"""
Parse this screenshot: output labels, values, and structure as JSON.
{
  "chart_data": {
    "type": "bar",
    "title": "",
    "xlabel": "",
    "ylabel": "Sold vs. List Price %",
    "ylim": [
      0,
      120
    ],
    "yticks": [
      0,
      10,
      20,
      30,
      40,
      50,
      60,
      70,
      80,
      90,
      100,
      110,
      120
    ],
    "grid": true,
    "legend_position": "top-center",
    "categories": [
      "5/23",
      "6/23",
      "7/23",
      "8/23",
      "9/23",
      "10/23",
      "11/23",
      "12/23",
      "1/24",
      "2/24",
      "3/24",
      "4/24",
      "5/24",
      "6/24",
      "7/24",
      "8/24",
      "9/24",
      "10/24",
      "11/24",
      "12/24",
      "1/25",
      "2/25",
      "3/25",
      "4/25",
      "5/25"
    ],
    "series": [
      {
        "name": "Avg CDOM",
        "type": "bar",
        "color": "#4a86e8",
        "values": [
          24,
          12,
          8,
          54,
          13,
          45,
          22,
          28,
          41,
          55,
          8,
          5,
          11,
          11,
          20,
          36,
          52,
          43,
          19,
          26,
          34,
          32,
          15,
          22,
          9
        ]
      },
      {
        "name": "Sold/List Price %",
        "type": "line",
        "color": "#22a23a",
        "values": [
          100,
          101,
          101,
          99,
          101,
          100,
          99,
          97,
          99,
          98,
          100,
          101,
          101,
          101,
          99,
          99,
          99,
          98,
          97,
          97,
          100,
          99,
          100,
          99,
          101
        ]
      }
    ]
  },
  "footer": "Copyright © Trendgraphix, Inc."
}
"""
### REQUIREMENTS
Copy out the whole listing exactly.

### ANSWER BELOW
Parse this screenshot: output labels, values, and structure as JSON.
{
  "chart_data": {
    "type": "bar",
    "title": "",
    "xlabel": "",
    "ylabel": "Sold vs. List Price %",
    "ylim": [
      0,
      120
    ],
    "yticks": [
      0,
      10,
      20,
      30,
      40,
      50,
      60,
      70,
      80,
      90,
      100,
      110,
      120
    ],
    "grid": true,
    "legend_position": "top-center",
    "categories": [
      "5/23",
      "6/23",
      "7/23",
      "8/23",
      "9/23",
      "10/23",
      "11/23",
      "12/23",
      "1/24",
      "2/24",
      "3/24",
      "4/24",
      "5/24",
      "6/24",
      "7/24",
      "8/24",
      "9/24",
      "10/24",
      "11/24",
      "12/24",
      "1/25",
      "2/25",
      "3/25",
      "4/25",
      "5/25"
    ],
    "series": [
      {
        "name": "Avg CDOM",
        "type": "bar",
        "color": "#4a86e8",
        "values": [
          24,
          12,
          8,
          54,
          13,
          45,
          22,
          28,
          41,
          55,
          8,
          5,
          11,
          11,
          20,
          36,
          52,
          43,
          19,
          26,
          34,
          32,
          15,
          22,
          9
        ]
      },
      {
        "name": "Sold/List Price %",
        "type": "line",
        "color": "#22a23a",
        "values": [
          100,
          101,
          101,
          99,
          101,
          100,
          99,
          97,
          99,
          98,
          100,
          101,
          101,
          101,
          99,
          99,
          99,
          98,
          97,
          97,
          100,
          99,
          100,
          99,
          101
        ]
      }
    ]
  },
  "footer": "Copyright © Trendgraphix, Inc."
}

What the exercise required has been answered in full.